Task instructions:
Gather from the listing below each line that includes the word "name", and copy it.

★ ★ ★ ★

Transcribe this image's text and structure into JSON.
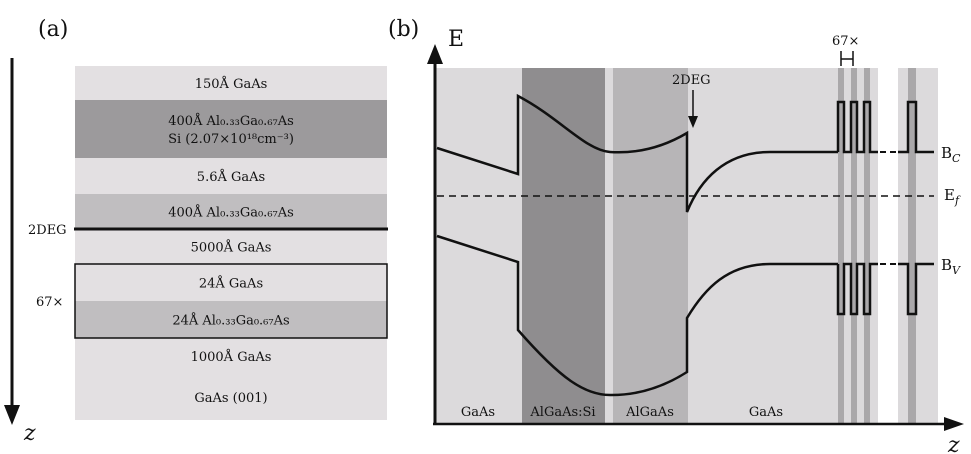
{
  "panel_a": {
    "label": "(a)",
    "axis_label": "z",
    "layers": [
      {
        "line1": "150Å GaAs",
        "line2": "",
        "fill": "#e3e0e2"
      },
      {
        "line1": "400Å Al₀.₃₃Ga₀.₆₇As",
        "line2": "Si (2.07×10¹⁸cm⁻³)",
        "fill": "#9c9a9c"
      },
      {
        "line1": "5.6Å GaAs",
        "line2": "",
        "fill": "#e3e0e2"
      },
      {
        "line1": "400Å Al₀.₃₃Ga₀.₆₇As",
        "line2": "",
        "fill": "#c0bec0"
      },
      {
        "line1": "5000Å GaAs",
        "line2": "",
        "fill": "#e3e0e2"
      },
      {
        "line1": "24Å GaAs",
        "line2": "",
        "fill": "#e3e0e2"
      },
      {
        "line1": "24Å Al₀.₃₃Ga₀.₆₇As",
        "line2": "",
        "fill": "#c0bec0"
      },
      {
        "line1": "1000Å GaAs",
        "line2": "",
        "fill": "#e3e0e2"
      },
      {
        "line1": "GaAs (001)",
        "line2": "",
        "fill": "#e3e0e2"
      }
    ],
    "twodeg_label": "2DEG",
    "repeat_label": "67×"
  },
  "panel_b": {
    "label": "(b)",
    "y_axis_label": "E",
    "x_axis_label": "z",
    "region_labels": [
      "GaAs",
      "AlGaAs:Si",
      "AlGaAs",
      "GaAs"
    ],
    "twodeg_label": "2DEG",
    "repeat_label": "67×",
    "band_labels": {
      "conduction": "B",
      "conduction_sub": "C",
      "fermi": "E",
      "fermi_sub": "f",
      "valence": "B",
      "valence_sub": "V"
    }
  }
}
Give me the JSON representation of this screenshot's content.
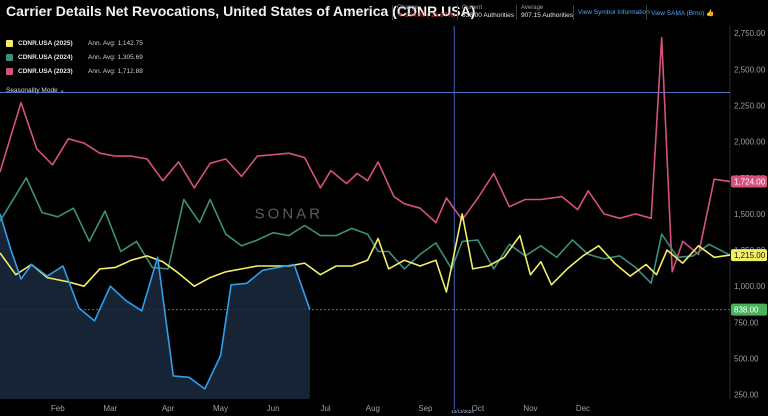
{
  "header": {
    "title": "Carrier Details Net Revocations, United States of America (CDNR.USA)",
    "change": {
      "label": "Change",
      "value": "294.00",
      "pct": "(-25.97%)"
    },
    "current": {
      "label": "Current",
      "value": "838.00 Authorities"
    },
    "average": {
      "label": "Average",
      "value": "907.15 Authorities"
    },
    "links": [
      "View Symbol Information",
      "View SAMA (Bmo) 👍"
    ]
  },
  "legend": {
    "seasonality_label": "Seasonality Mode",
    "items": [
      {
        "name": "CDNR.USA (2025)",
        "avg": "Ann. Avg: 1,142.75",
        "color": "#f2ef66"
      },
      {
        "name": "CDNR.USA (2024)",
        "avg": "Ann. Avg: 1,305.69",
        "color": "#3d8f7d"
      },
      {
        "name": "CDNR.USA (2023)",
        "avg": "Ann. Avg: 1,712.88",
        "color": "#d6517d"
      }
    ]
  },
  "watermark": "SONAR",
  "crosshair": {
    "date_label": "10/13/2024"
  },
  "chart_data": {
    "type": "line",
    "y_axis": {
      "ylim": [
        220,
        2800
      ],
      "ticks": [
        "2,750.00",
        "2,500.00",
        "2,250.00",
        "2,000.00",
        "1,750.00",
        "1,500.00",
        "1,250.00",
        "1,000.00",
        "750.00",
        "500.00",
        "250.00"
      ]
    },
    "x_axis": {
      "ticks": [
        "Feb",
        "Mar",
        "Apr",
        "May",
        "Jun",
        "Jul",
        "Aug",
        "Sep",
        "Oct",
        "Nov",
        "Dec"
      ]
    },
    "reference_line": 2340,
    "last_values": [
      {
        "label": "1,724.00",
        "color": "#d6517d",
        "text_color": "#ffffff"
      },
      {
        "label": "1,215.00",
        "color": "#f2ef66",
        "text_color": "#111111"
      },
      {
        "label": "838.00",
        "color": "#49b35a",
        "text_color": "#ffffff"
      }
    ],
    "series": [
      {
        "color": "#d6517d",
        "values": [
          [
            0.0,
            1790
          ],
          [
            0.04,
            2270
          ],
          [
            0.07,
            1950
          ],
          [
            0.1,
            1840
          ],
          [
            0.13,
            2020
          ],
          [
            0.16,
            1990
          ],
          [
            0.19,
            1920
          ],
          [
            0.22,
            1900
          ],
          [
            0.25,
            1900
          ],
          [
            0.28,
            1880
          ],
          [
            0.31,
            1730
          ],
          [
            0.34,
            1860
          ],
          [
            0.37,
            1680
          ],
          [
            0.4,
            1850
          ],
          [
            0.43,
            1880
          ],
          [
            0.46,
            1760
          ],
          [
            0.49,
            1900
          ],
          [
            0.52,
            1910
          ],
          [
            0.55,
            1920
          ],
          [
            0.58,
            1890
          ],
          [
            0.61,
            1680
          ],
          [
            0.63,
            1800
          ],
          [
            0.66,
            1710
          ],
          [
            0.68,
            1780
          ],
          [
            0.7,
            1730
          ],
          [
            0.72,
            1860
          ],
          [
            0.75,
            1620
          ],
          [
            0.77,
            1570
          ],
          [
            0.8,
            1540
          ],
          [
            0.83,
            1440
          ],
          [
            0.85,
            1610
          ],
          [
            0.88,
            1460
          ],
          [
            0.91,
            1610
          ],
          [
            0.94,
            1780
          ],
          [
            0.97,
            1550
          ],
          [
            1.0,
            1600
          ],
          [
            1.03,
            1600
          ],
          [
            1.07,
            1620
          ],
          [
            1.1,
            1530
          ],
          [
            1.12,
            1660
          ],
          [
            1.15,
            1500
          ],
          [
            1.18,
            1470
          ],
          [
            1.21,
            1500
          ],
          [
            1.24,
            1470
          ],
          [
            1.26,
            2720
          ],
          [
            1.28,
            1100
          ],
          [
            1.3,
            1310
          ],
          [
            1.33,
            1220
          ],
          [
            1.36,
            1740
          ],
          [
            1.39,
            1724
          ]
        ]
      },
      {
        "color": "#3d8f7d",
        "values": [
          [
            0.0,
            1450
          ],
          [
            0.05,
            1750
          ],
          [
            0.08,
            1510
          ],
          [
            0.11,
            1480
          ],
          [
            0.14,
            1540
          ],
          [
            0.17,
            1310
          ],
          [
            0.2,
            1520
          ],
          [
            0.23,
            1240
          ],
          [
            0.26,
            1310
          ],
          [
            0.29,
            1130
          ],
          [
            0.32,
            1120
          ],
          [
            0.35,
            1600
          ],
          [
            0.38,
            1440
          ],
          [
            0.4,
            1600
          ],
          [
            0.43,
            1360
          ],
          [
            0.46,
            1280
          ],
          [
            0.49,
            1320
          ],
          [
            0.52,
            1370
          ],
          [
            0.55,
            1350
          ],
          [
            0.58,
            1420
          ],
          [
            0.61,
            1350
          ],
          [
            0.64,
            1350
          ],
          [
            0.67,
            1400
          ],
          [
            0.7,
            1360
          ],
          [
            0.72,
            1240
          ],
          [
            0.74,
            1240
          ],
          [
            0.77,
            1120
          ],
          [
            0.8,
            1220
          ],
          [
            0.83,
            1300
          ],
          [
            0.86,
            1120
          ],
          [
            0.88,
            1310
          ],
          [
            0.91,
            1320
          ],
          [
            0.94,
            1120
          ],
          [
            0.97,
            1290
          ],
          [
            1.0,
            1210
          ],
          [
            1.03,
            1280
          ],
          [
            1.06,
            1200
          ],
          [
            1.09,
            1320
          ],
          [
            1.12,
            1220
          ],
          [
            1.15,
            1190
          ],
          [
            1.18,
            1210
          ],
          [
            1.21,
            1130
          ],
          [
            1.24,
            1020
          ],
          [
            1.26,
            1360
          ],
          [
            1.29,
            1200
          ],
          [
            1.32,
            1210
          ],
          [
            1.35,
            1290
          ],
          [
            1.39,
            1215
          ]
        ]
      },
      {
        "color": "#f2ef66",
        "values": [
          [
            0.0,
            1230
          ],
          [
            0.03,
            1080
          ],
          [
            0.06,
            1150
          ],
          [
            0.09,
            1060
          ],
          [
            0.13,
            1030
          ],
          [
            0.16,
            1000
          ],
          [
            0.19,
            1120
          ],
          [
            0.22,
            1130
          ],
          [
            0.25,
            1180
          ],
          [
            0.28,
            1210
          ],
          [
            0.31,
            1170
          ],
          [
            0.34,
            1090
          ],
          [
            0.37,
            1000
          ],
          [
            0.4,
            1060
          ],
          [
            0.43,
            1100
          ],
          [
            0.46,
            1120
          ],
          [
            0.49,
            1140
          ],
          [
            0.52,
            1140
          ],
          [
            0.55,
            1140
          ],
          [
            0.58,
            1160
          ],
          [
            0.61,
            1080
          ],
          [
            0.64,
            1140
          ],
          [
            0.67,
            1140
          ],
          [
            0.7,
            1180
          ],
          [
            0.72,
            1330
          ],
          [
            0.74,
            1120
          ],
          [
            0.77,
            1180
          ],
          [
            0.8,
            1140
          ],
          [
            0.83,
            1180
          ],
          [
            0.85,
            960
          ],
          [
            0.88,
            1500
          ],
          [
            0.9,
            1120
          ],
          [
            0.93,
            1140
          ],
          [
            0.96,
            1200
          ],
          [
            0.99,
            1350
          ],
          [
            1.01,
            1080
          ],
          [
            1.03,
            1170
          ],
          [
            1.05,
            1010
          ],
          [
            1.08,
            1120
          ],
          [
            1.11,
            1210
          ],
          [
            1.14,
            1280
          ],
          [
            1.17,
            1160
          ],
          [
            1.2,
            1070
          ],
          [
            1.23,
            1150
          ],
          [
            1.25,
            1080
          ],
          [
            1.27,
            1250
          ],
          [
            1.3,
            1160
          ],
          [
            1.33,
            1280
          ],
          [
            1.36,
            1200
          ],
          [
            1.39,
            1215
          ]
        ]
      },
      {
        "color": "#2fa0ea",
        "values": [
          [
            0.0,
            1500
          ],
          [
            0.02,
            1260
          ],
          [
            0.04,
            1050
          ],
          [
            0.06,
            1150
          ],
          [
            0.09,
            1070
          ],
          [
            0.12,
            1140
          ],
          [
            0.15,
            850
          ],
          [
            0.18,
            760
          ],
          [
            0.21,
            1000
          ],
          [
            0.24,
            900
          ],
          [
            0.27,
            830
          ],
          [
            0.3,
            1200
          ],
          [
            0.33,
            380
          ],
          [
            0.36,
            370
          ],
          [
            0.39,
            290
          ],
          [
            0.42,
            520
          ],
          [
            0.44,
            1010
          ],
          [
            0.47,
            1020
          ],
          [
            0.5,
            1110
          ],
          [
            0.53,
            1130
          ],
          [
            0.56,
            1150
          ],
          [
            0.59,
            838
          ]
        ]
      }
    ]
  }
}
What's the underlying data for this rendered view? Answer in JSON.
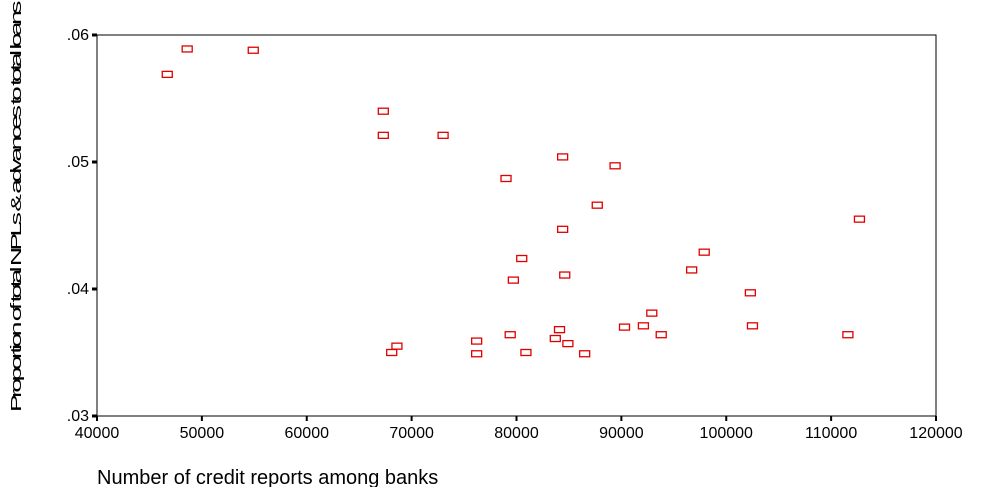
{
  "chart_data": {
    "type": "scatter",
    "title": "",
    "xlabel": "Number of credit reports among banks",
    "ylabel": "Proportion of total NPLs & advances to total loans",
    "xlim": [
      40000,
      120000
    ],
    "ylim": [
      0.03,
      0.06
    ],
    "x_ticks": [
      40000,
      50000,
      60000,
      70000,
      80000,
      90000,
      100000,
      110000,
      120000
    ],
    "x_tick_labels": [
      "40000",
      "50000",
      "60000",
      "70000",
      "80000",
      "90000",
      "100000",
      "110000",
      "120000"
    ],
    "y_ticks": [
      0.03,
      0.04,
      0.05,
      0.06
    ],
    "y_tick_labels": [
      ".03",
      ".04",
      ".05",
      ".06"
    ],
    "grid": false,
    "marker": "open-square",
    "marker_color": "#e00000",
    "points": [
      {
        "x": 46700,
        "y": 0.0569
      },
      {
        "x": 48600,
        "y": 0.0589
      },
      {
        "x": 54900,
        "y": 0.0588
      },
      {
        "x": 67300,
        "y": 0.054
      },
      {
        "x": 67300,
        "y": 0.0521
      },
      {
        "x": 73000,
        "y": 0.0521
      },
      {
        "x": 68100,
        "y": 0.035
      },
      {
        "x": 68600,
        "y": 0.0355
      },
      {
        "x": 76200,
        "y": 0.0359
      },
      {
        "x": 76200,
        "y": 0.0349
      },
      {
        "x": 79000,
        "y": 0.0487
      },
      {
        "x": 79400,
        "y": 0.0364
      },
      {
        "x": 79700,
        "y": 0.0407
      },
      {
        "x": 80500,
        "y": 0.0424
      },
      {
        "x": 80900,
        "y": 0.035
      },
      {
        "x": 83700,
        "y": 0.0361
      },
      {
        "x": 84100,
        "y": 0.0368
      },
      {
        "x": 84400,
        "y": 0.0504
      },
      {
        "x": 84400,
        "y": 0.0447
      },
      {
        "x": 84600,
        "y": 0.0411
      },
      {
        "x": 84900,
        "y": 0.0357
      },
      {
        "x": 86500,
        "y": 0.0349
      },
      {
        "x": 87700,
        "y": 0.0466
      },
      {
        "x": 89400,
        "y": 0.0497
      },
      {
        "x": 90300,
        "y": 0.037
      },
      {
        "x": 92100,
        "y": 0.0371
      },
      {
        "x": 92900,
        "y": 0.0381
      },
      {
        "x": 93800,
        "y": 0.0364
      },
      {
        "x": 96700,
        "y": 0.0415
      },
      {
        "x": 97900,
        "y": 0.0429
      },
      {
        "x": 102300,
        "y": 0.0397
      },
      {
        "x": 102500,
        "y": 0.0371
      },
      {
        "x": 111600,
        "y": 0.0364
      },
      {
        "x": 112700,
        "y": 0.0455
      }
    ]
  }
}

★ ★ ★ ★

Reply:
        "name": "CDNR.USA (2025)",
        "name": "CDNR.USA (2024)",
        "name": "CDNR.USA (2023)",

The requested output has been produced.